### AIM OF THE TASK
In the listing that follows, how many lines contain "this"? Give the number only.

□ □ □ □

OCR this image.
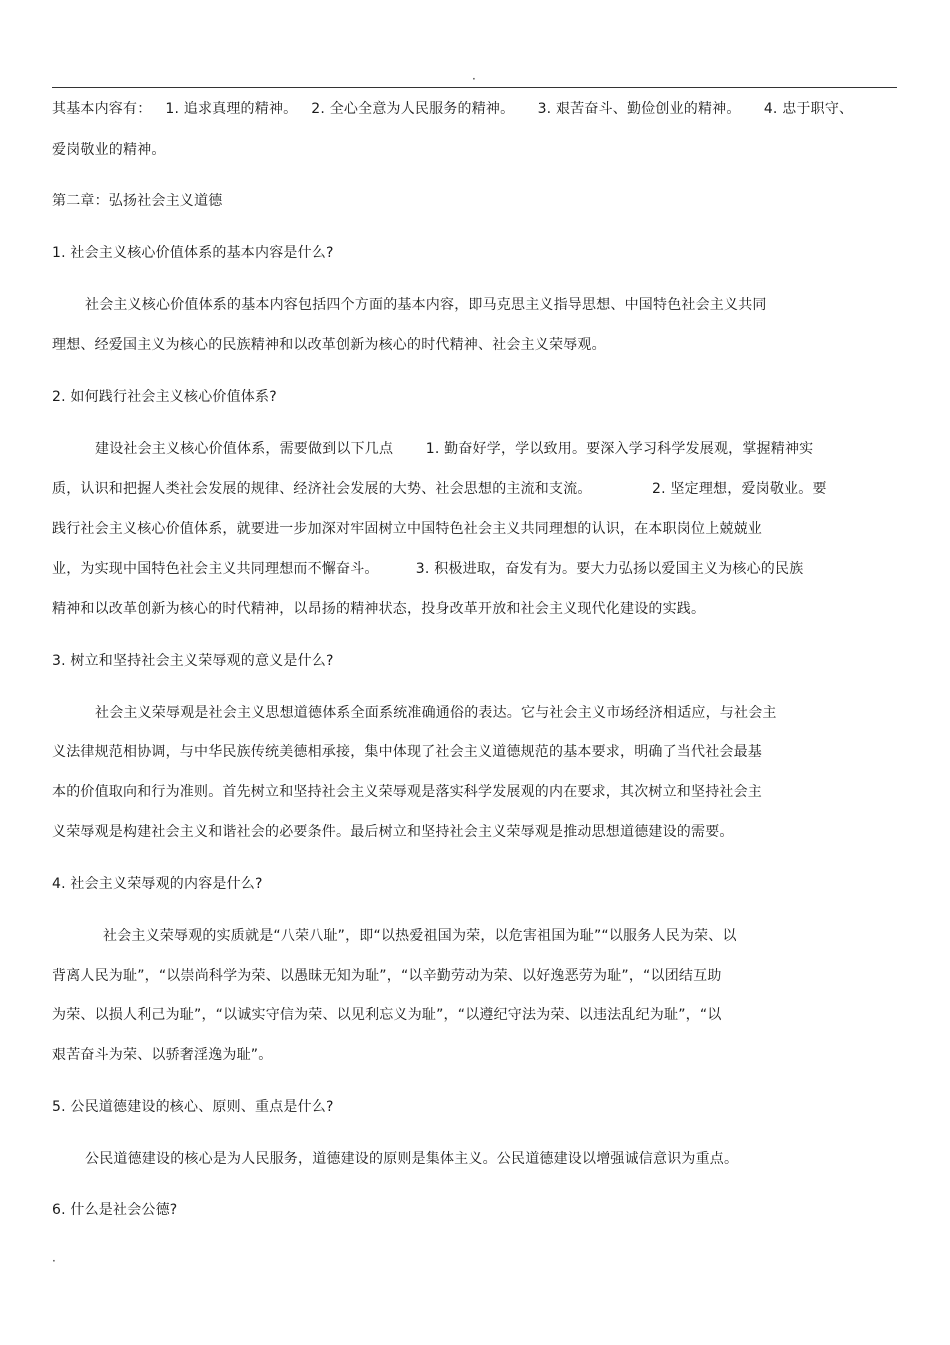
·
其基本内容有：   1. 追求真理的精神。   2. 全心全意为人民服务的精神。     3. 艰苦奋斗、勤俭创业的精神。     4. 忠于职守、
爱岗敬业的精神。
第二章：弘扬社会主义道德
1. 社会主义核心价值体系的基本内容是什么?
社会主义核心价值体系的基本内容包括四个方面的基本内容，即马克思主义指导思想、中国特色社会主义共同
理想、经爱国主义为核心的民族精神和以改革创新为核心的时代精神、社会主义荣辱观。
2. 如何践行社会主义核心价值体系?
建设社会主义核心价值体系，需要做到以下几点       1. 勤奋好学，学以致用。要深入学习科学发展观，掌握精神实
质，认识和把握人类社会发展的规律、经济社会发展的大势、社会思想的主流和支流。             2. 坚定理想，爱岗敬业。要
践行社会主义核心价值体系，就要进一步加深对牢固树立中国特色社会主义共同理想的认识，在本职岗位上兢兢业
业，为实现中国特色社会主义共同理想而不懈奋斗。        3. 积极进取，奋发有为。要大力弘扬以爱国主义为核心的民族
精神和以改革创新为核心的时代精神，以昂扬的精神状态，投身改革开放和社会主义现代化建设的实践。
3. 树立和坚持社会主义荣辱观的意义是什么?
社会主义荣辱观是社会主义思想道德体系全面系统准确通俗的表达。它与社会主义市场经济相适应，与社会主
义法律规范相协调，与中华民族传统美德相承接，集中体现了社会主义道德规范的基本要求，明确了当代社会最基
本的价值取向和行为准则。首先树立和坚持社会主义荣辱观是落实科学发展观的内在要求，其次树立和坚持社会主
义荣辱观是构建社会主义和谐社会的必要条件。最后树立和坚持社会主义荣辱观是推动思想道德建设的需要。
4. 社会主义荣辱观的内容是什么?
社会主义荣辱观的实质就是“八荣八耻”，即“以热爱祖国为荣，以危害祖国为耻”“以服务人民为荣、以
背离人民为耻”，“以崇尚科学为荣、以愚昧无知为耻”，“以辛勤劳动为荣、以好逸恶劳为耻”，“以团结互助
为荣、以损人利己为耻”，“以诚实守信为荣、以见利忘义为耻”，“以遵纪守法为荣、以违法乱纪为耻”，“以
艰苦奋斗为荣、以骄奢淫逸为耻”。
5. 公民道德建设的核心、原则、重点是什么?
公民道德建设的核心是为人民服务，道德建设的原则是集体主义。公民道德建设以增强诚信意识为重点。
6. 什么是社会公德?
·
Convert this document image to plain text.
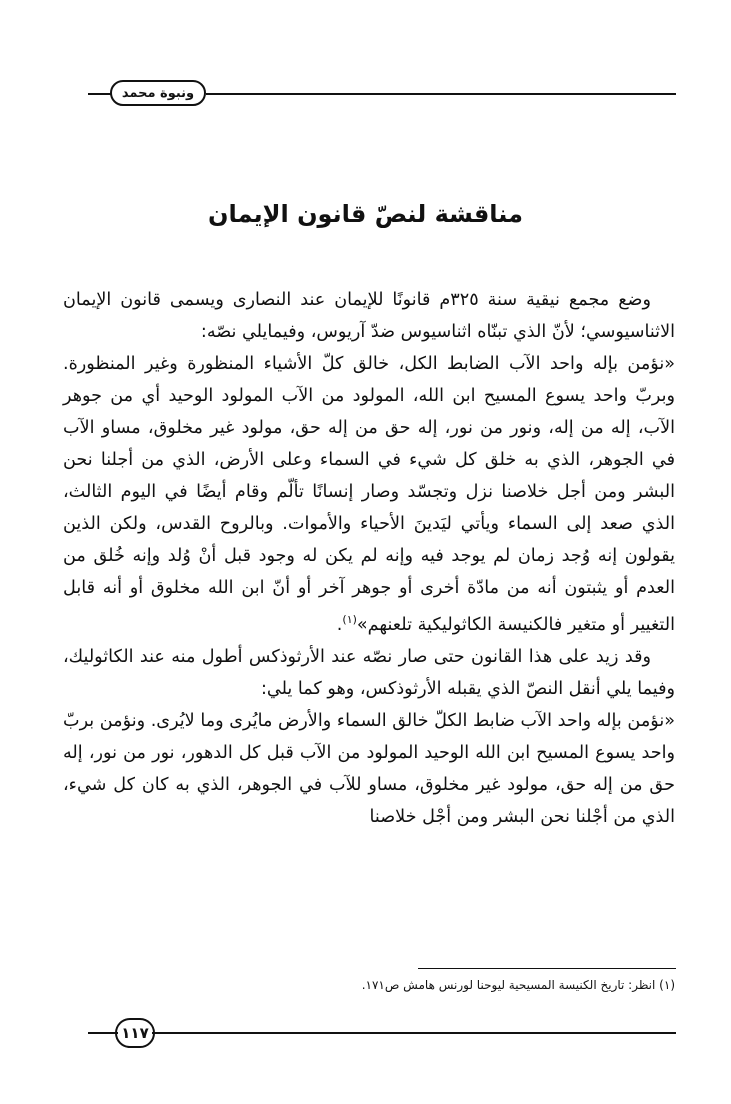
ونبوة محمد
مناقشة لنصّ قانون الإيمان

وضع مجمع نيقية سنة ٣٢٥م قانونًا للإيمان عند النصارى ويسمى قانون الإيمان الاثناسيوسي؛ لأنّ الذي تبنّاه اثناسيوس ضدّ آريوس، وفيمايلي نصّه:

«نؤمن بإله واحد الآب الضابط الكل، خالق كلّ الأشياء المنظورة وغير المنظورة. وبربّ واحد يسوع المسيح ابن الله، المولود من الآب المولود الوحيد أي من جوهر الآب، إله من إله، ونور من نور، إله حق من إله حق، مولود غير مخلوق، مساو الآب في الجوهر، الذي به خلق كل شيء في السماء وعلى الأرض، الذي من أجلنا نحن البشر ومن أجل خلاصنا نزل وتجسّد وصار إنسانًا تألّم وقام أيضًا في اليوم الثالث، الذي صعد إلى السماء ويأتي ليَدينَ الأحياء والأموات. وبالروح القدس، ولكن الذين يقولون إنه وُجد زمان لم يوجد فيه وإنه لم يكن له وجود قبل أنْ وُلد وإنه خُلق من العدم أو يثبتون أنه من مادّة أخرى أو جوهر آخر أو أنّ ابن الله مخلوق أو أنه قابل التغيير أو متغير فالكنيسة الكاثوليكية تلعنهم»$^{(١)}$.

وقد زيد على هذا القانون حتى صار نصّه عند الأرثوذكس أطول منه عند الكاثوليك، وفيما يلي أنقل النصّ الذي يقبله الأرثوذكس، وهو كما يلي:

«نؤمن بإله واحد الآب ضابط الكلّ خالق السماء والأرض مايُرى وما لايُرى. ونؤمن بربّ واحد يسوع المسيح ابن الله الوحيد المولود من الآب قبل كل الدهور، نور من نور، إله حق من إله حق، مولود غير مخلوق، مساو للآب في الجوهر، الذي به كان كل شيء، الذي من أجْلنا نحن البشر ومن أجْل خلاصنا

(١) انظر: تاريخ الكنيسة المسيحية ليوحنا لورنس هامش ص١٧١.

١١٧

□ □ □ □

### EXERCISE RESULT
2